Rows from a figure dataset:
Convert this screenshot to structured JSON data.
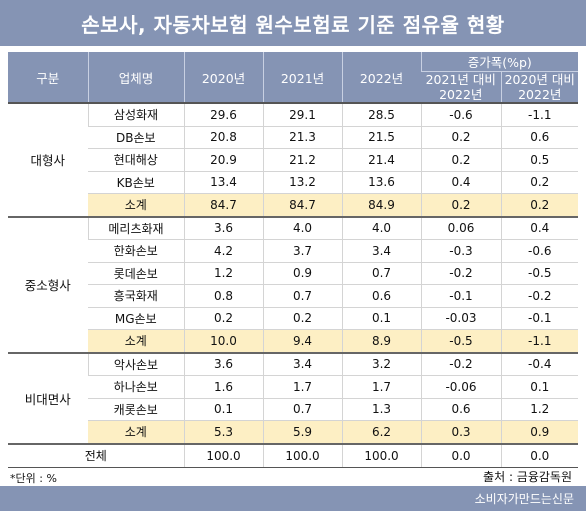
{
  "title": "손보사, 자동차보험 원수보험료 기준 점유율 현황",
  "headers": {
    "category": "구분",
    "company": "업체명",
    "y2020": "2020년",
    "y2021": "2021년",
    "y2022": "2022년",
    "change": "증가폭(%p)",
    "change_a_l1": "2021년 대비",
    "change_a_l2": "2022년",
    "change_b_l1": "2020년 대비",
    "change_b_l2": "2022년"
  },
  "groups": [
    {
      "name": "대형사",
      "rows": [
        {
          "company": "삼성화재",
          "y2020": "29.6",
          "y2021": "29.1",
          "y2022": "28.5",
          "chg21": "-0.6",
          "chg20": "-1.1"
        },
        {
          "company": "DB손보",
          "y2020": "20.8",
          "y2021": "21.3",
          "y2022": "21.5",
          "chg21": "0.2",
          "chg20": "0.6"
        },
        {
          "company": "현대해상",
          "y2020": "20.9",
          "y2021": "21.2",
          "y2022": "21.4",
          "chg21": "0.2",
          "chg20": "0.5"
        },
        {
          "company": "KB손보",
          "y2020": "13.4",
          "y2021": "13.2",
          "y2022": "13.6",
          "chg21": "0.4",
          "chg20": "0.2"
        }
      ],
      "subtotal": {
        "company": "소계",
        "y2020": "84.7",
        "y2021": "84.7",
        "y2022": "84.9",
        "chg21": "0.2",
        "chg20": "0.2"
      }
    },
    {
      "name": "중소형사",
      "rows": [
        {
          "company": "메리츠화재",
          "y2020": "3.6",
          "y2021": "4.0",
          "y2022": "4.0",
          "chg21": "0.06",
          "chg20": "0.4"
        },
        {
          "company": "한화손보",
          "y2020": "4.2",
          "y2021": "3.7",
          "y2022": "3.4",
          "chg21": "-0.3",
          "chg20": "-0.6"
        },
        {
          "company": "롯데손보",
          "y2020": "1.2",
          "y2021": "0.9",
          "y2022": "0.7",
          "chg21": "-0.2",
          "chg20": "-0.5"
        },
        {
          "company": "흥국화재",
          "y2020": "0.8",
          "y2021": "0.7",
          "y2022": "0.6",
          "chg21": "-0.1",
          "chg20": "-0.2"
        },
        {
          "company": "MG손보",
          "y2020": "0.2",
          "y2021": "0.2",
          "y2022": "0.1",
          "chg21": "-0.03",
          "chg20": "-0.1"
        }
      ],
      "subtotal": {
        "company": "소계",
        "y2020": "10.0",
        "y2021": "9.4",
        "y2022": "8.9",
        "chg21": "-0.5",
        "chg20": "-1.1"
      }
    },
    {
      "name": "비대면사",
      "rows": [
        {
          "company": "악사손보",
          "y2020": "3.6",
          "y2021": "3.4",
          "y2022": "3.2",
          "chg21": "-0.2",
          "chg20": "-0.4"
        },
        {
          "company": "하나손보",
          "y2020": "1.6",
          "y2021": "1.7",
          "y2022": "1.7",
          "chg21": "-0.06",
          "chg20": "0.1"
        },
        {
          "company": "캐롯손보",
          "y2020": "0.1",
          "y2021": "0.7",
          "y2022": "1.3",
          "chg21": "0.6",
          "chg20": "1.2"
        }
      ],
      "subtotal": {
        "company": "소계",
        "y2020": "5.3",
        "y2021": "5.9",
        "y2022": "6.2",
        "chg21": "0.3",
        "chg20": "0.9"
      }
    }
  ],
  "total": {
    "label": "전체",
    "y2020": "100.0",
    "y2021": "100.0",
    "y2022": "100.0",
    "chg21": "0.0",
    "chg20": "0.0"
  },
  "footer": {
    "unit": "*단위 : %",
    "source": "출처 : 금융감독원",
    "brand": "소비자가만드는신문"
  },
  "colors": {
    "header_bg": "#8594b4",
    "subtotal_bg": "#fdefc4"
  }
}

- BRIEF -
Exclude the pictures, and transcribe all of the material exactly.

- RIGHT ANSWER -
Convert this screenshot to structured JSON data.
{
  "title": "손보사, 자동차보험 원수보험료 기준 점유율 현황",
  "headers": {
    "category": "구분",
    "company": "업체명",
    "y2020": "2020년",
    "y2021": "2021년",
    "y2022": "2022년",
    "change": "증가폭(%p)",
    "change_a_l1": "2021년 대비",
    "change_a_l2": "2022년",
    "change_b_l1": "2020년 대비",
    "change_b_l2": "2022년"
  },
  "groups": [
    {
      "name": "대형사",
      "rows": [
        {
          "company": "삼성화재",
          "y2020": "29.6",
          "y2021": "29.1",
          "y2022": "28.5",
          "chg21": "-0.6",
          "chg20": "-1.1"
        },
        {
          "company": "DB손보",
          "y2020": "20.8",
          "y2021": "21.3",
          "y2022": "21.5",
          "chg21": "0.2",
          "chg20": "0.6"
        },
        {
          "company": "현대해상",
          "y2020": "20.9",
          "y2021": "21.2",
          "y2022": "21.4",
          "chg21": "0.2",
          "chg20": "0.5"
        },
        {
          "company": "KB손보",
          "y2020": "13.4",
          "y2021": "13.2",
          "y2022": "13.6",
          "chg21": "0.4",
          "chg20": "0.2"
        }
      ],
      "subtotal": {
        "company": "소계",
        "y2020": "84.7",
        "y2021": "84.7",
        "y2022": "84.9",
        "chg21": "0.2",
        "chg20": "0.2"
      }
    },
    {
      "name": "중소형사",
      "rows": [
        {
          "company": "메리츠화재",
          "y2020": "3.6",
          "y2021": "4.0",
          "y2022": "4.0",
          "chg21": "0.06",
          "chg20": "0.4"
        },
        {
          "company": "한화손보",
          "y2020": "4.2",
          "y2021": "3.7",
          "y2022": "3.4",
          "chg21": "-0.3",
          "chg20": "-0.6"
        },
        {
          "company": "롯데손보",
          "y2020": "1.2",
          "y2021": "0.9",
          "y2022": "0.7",
          "chg21": "-0.2",
          "chg20": "-0.5"
        },
        {
          "company": "흥국화재",
          "y2020": "0.8",
          "y2021": "0.7",
          "y2022": "0.6",
          "chg21": "-0.1",
          "chg20": "-0.2"
        },
        {
          "company": "MG손보",
          "y2020": "0.2",
          "y2021": "0.2",
          "y2022": "0.1",
          "chg21": "-0.03",
          "chg20": "-0.1"
        }
      ],
      "subtotal": {
        "company": "소계",
        "y2020": "10.0",
        "y2021": "9.4",
        "y2022": "8.9",
        "chg21": "-0.5",
        "chg20": "-1.1"
      }
    },
    {
      "name": "비대면사",
      "rows": [
        {
          "company": "악사손보",
          "y2020": "3.6",
          "y2021": "3.4",
          "y2022": "3.2",
          "chg21": "-0.2",
          "chg20": "-0.4"
        },
        {
          "company": "하나손보",
          "y2020": "1.6",
          "y2021": "1.7",
          "y2022": "1.7",
          "chg21": "-0.06",
          "chg20": "0.1"
        },
        {
          "company": "캐롯손보",
          "y2020": "0.1",
          "y2021": "0.7",
          "y2022": "1.3",
          "chg21": "0.6",
          "chg20": "1.2"
        }
      ],
      "subtotal": {
        "company": "소계",
        "y2020": "5.3",
        "y2021": "5.9",
        "y2022": "6.2",
        "chg21": "0.3",
        "chg20": "0.9"
      }
    }
  ],
  "total": {
    "label": "전체",
    "y2020": "100.0",
    "y2021": "100.0",
    "y2022": "100.0",
    "chg21": "0.0",
    "chg20": "0.0"
  },
  "footer": {
    "unit": "*단위 : %",
    "source": "출처 : 금융감독원",
    "brand": "소비자가만드는신문"
  },
  "colors": {
    "header_bg": "#8594b4",
    "subtotal_bg": "#fdefc4"
  }
}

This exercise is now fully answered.